------ Testo da leggere

Così va inteso Navajazo, il suo ultimo documentario. Navajazo, dice la sinossi: "Un’apocalisse immaginabile è presentata davanti ai nostri occhi attraverso ritratti di personaggi che lottano per sopravvivere in un ambiente ostile, dove non hanno che se stessi e la sola cosa che hanno in comune è il desiderio di continuare a vivere, costi quel che costi”.

 

Passi continuamente dal documentario alla finzione e viceversa. Hai avuto problemi da questo punto di vista con le persone che appaiono nel tuo lavoro?

I problemi non sembrano mai finire quando ti destreggi in queste circostanze: attori che non vogliono più lavorare con me, minacce e qualche rapina a mano armata. Alcuni di questi problemi nascono perché a volte queste persone non hanno veri lavori fissi. È difficile mettersi d’accordo con loro, e ancora meno ovviamente quando conti su un budget di 2000 dollari per tutto il film. Una volta abbiamo affittato una stanza d’albergo per un casting porno. Era tutto pronto, ma uno dei nostri intervistati aveva nella borsa una grande quantità di metanfetamine. La faccenda si è conclusa con una piccola retata in cui siamo finiti tutti in carcere e abbiamo dovuto pagare una cospicua cauzione. Non sai mai cosa può succedere durante le riprese, però succede sempre qualcosa di magico. Sì, siamo responsabili di ciò che capita quando siamo lì: overdose, tutto ciò che succede... Dobbiamo stare pronti.

 

Cos’è la “etnofiction” e da dove viene?

------------
------ Materiale fornito

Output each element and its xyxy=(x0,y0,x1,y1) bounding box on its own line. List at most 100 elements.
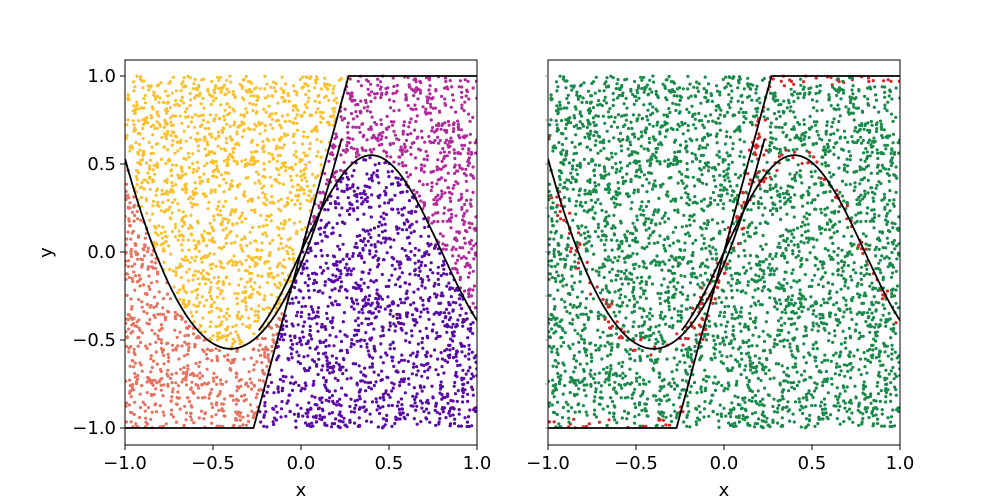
scatter-point xyxy=(260,186,264,190)
scatter-point xyxy=(386,304,390,308)
scatter-point xyxy=(799,77,803,81)
scatter-point xyxy=(125,237,129,241)
scatter-point xyxy=(255,360,259,364)
scatter-point xyxy=(470,385,474,389)
scatter-point xyxy=(435,127,439,131)
scatter-point xyxy=(435,331,439,335)
scatter-point xyxy=(842,420,846,424)
scatter-point xyxy=(169,252,173,256)
scatter-point xyxy=(372,171,376,175)
scatter-point xyxy=(125,250,128,254)
scatter-point xyxy=(837,107,841,111)
scatter-point xyxy=(770,257,775,261)
scatter-point xyxy=(299,186,304,190)
scatter-point xyxy=(307,422,311,426)
scatter-point xyxy=(335,187,339,191)
scatter-point xyxy=(353,399,357,403)
scatter-point xyxy=(369,127,373,131)
scatter-point xyxy=(468,365,472,370)
scatter-point xyxy=(359,196,364,200)
scatter-point xyxy=(245,280,249,284)
scatter-point xyxy=(673,387,677,391)
scatter-point xyxy=(186,151,191,155)
scatter-point xyxy=(133,243,137,247)
scatter-point xyxy=(417,194,422,198)
scatter-point xyxy=(702,407,707,411)
scatter-point xyxy=(377,309,381,314)
scatter-point xyxy=(357,390,361,394)
scatter-point xyxy=(253,181,257,185)
scatter-point xyxy=(244,258,248,262)
scatter-point xyxy=(211,262,215,266)
scatter-point xyxy=(205,382,209,386)
scatter-point xyxy=(843,284,847,288)
scatter-point xyxy=(408,241,412,245)
scatter-point xyxy=(594,415,599,419)
scatter-point xyxy=(194,310,199,314)
scatter-point xyxy=(459,192,463,196)
scatter-point xyxy=(139,195,144,200)
scatter-point xyxy=(320,407,324,411)
scatter-point xyxy=(365,342,369,346)
scatter-point xyxy=(467,271,472,275)
scatter-point xyxy=(466,327,470,331)
scatter-point xyxy=(616,181,620,185)
scatter-point xyxy=(771,206,775,211)
scatter-point xyxy=(194,255,198,259)
scatter-point xyxy=(405,171,409,175)
x-tick-label: −1.0 xyxy=(103,453,147,474)
scatter-point xyxy=(164,239,168,243)
scatter-point xyxy=(550,403,554,407)
scatter-point xyxy=(697,111,701,115)
scatter-point xyxy=(306,341,310,345)
scatter-point xyxy=(210,303,214,307)
scatter-point xyxy=(653,154,657,158)
scatter-point xyxy=(417,266,421,270)
scatter-point xyxy=(275,144,279,148)
scatter-point xyxy=(574,151,579,155)
scatter-point xyxy=(471,301,475,305)
scatter-point xyxy=(190,205,194,209)
scatter-point xyxy=(439,274,443,278)
scatter-point xyxy=(471,86,475,90)
scatter-point xyxy=(347,267,351,271)
scatter-point xyxy=(291,248,295,252)
scatter-point xyxy=(364,389,368,393)
scatter-point xyxy=(131,229,135,233)
scatter-point xyxy=(246,414,250,418)
scatter-point xyxy=(574,199,579,203)
scatter-point xyxy=(293,221,297,225)
scatter-point xyxy=(744,269,749,273)
scatter-point xyxy=(180,219,184,223)
scatter-point xyxy=(327,123,331,127)
scatter-point xyxy=(807,418,812,422)
scatter-point xyxy=(153,231,158,235)
scatter-point xyxy=(288,301,292,305)
scatter-point xyxy=(366,87,370,91)
scatter-point xyxy=(438,110,442,114)
scatter-point xyxy=(256,274,260,278)
scatter-point xyxy=(324,234,328,238)
scatter-point xyxy=(730,96,734,100)
scatter-point xyxy=(308,324,312,328)
scatter-point xyxy=(875,148,879,152)
scatter-point xyxy=(407,235,411,239)
scatter-point xyxy=(396,231,400,235)
scatter-point xyxy=(306,273,310,277)
scatter-point xyxy=(472,244,476,248)
scatter-point xyxy=(667,107,671,111)
scatter-point xyxy=(438,251,442,256)
scatter-point xyxy=(569,181,573,185)
scatter-point xyxy=(296,360,300,364)
scatter-point xyxy=(278,146,282,150)
scatter-point xyxy=(728,135,733,139)
scatter-point xyxy=(125,317,128,321)
scatter-point xyxy=(468,408,472,412)
scatter-point xyxy=(449,208,453,212)
scatter-point xyxy=(261,347,265,351)
scatter-point xyxy=(219,173,223,177)
scatter-point xyxy=(757,417,761,421)
scatter-point xyxy=(203,147,207,151)
scatter-point xyxy=(364,149,368,153)
scatter-point xyxy=(214,113,218,117)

------------

Nell'intervista sul documentario Navajazo, elenca tutti i problemi indicati nella frase che comincia con "I problemi non sembrano mai finire".

- Attori che non vogliono più lavorare con lui
- Minacce
- Qualche rapina a mano armata